>> START

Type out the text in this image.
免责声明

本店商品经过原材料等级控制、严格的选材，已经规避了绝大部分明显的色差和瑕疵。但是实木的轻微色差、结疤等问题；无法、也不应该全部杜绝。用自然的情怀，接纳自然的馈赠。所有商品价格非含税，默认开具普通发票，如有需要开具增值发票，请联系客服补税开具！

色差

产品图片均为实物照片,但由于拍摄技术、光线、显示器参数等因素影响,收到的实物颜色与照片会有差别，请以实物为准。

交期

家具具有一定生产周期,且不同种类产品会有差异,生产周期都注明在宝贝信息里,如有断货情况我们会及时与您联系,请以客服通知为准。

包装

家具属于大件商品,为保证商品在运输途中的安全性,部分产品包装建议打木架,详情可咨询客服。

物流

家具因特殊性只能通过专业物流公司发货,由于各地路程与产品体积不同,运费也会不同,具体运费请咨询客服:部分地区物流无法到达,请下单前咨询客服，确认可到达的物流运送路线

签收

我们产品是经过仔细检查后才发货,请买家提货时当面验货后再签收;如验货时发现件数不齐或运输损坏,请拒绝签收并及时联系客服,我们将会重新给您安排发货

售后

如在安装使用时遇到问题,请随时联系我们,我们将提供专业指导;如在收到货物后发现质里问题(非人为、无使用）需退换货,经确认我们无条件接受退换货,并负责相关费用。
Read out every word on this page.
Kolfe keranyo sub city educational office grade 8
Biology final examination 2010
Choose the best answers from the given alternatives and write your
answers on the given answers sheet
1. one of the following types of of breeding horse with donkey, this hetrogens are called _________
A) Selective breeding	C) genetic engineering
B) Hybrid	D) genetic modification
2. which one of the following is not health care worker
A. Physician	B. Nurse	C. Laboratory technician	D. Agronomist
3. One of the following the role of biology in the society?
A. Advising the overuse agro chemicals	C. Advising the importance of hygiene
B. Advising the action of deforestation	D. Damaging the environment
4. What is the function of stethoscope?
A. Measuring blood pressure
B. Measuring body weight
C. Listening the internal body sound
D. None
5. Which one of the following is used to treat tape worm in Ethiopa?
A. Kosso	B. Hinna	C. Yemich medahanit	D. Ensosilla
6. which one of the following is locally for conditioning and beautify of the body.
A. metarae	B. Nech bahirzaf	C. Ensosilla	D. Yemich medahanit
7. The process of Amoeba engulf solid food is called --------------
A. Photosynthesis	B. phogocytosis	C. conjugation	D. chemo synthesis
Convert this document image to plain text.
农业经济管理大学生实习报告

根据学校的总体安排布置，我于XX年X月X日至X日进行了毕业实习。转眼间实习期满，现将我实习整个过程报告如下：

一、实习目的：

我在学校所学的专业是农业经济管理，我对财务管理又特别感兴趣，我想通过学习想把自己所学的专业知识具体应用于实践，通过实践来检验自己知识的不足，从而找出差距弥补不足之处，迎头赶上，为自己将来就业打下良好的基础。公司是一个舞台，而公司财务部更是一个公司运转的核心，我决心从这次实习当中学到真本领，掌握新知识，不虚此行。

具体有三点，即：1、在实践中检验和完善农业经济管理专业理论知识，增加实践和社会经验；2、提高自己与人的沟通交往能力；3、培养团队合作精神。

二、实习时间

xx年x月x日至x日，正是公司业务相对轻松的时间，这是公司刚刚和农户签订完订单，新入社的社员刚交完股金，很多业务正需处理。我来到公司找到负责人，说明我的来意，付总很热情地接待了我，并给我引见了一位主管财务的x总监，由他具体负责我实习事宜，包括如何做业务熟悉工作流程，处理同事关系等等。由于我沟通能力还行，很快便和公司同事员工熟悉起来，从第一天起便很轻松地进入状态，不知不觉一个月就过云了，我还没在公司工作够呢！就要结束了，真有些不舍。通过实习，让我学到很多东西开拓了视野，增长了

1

>> END

THE EXERCISE: Retype all of the material, keeping each line exact.

RESULT OF THE TASK:
Type out the text in this image.
免责声明

本店商品经过原材料等级控制、严格的选材，已经规避了绝大部分明显的色差和瑕疵。但是实木的轻微色差、结疤等问题；无法、也不应该全部杜绝。用自然的情怀，接纳自然的馈赠。所有商品价格非含税，默认开具普通发票，如有需要开具增值发票，请联系客服补税开具！

色差

产品图片均为实物照片,但由于拍摄技术、光线、显示器参数等因素影响,收到的实物颜色与照片会有差别，请以实物为准。

交期

家具具有一定生产周期,且不同种类产品会有差异,生产周期都注明在宝贝信息里,如有断货情况我们会及时与您联系,请以客服通知为准。

包装

家具属于大件商品,为保证商品在运输途中的安全性,部分产品包装建议打木架,详情可咨询客服。

物流

家具因特殊性只能通过专业物流公司发货,由于各地路程与产品体积不同,运费也会不同,具体运费请咨询客服:部分地区物流无法到达,请下单前咨询客服，确认可到达的物流运送路线

签收

我们产品是经过仔细检查后才发货,请买家提货时当面验货后再签收;如验货时发现件数不齐或运输损坏,请拒绝签收并及时联系客服,我们将会重新给您安排发货

售后

如在安装使用时遇到问题,请随时联系我们,我们将提供专业指导;如在收到货物后发现质里问题(非人为、无使用）需退换货,经确认我们无条件接受退换货,并负责相关费用。
Read out every word on this page.
Kolfe keranyo sub city educational office grade 8
Biology final examination 2010
Choose the best answers from the given alternatives and write your
answers on the given answers sheet
1. one of the following types of of breeding horse with donkey, this hetrogens are called _________
A) Selective breeding	C) genetic engineering
B) Hybrid	D) genetic modification
2. which one of the following is not health care worker
A. Physician	B. Nurse	C. Laboratory technician	D. Agronomist
3. One of the following the role of biology in the society?
A. Advising the overuse agro chemicals	C. Advising the importance of hygiene
B. Advising the action of deforestation	D. Damaging the environment
4. What is the function of stethoscope?
A. Measuring blood pressure
B. Measuring body weight
C. Listening the internal body sound
D. None
5. Which one of the following is used to treat tape worm in Ethiopa?
A. Kosso	B. Hinna	C. Yemich medahanit	D. Ensosilla
6. which one of the following is locally for conditioning and beautify of the body.
A. metarae	B. Nech bahirzaf	C. Ensosilla	D. Yemich medahanit
7. The process of Amoeba engulf solid food is called --------------
A. Photosynthesis	B. phogocytosis	C. conjugation	D. chemo synthesis
Convert this document image to plain text.
农业经济管理大学生实习报告

根据学校的总体安排布置，我于XX年X月X日至X日进行了毕业实习。转眼间实习期满，现将我实习整个过程报告如下：

一、实习目的：

我在学校所学的专业是农业经济管理，我对财务管理又特别感兴趣，我想通过学习想把自己所学的专业知识具体应用于实践，通过实践来检验自己知识的不足，从而找出差距弥补不足之处，迎头赶上，为自己将来就业打下良好的基础。公司是一个舞台，而公司财务部更是一个公司运转的核心，我决心从这次实习当中学到真本领，掌握新知识，不虚此行。

具体有三点，即：1、在实践中检验和完善农业经济管理专业理论知识，增加实践和社会经验；2、提高自己与人的沟通交往能力；3、培养团队合作精神。

二、实习时间

xx年x月x日至x日，正是公司业务相对轻松的时间，这是公司刚刚和农户签订完订单，新入社的社员刚交完股金，很多业务正需处理。我来到公司找到负责人，说明我的来意，付总很热情地接待了我，并给我引见了一位主管财务的x总监，由他具体负责我实习事宜，包括如何做业务熟悉工作流程，处理同事关系等等。由于我沟通能力还行，很快便和公司同事员工熟悉起来，从第一天起便很轻松地进入状态，不知不觉一个月就过云了，我还没在公司工作够呢！就要结束了，真有些不舍。通过实习，让我学到很多东西开拓了视野，增长了

1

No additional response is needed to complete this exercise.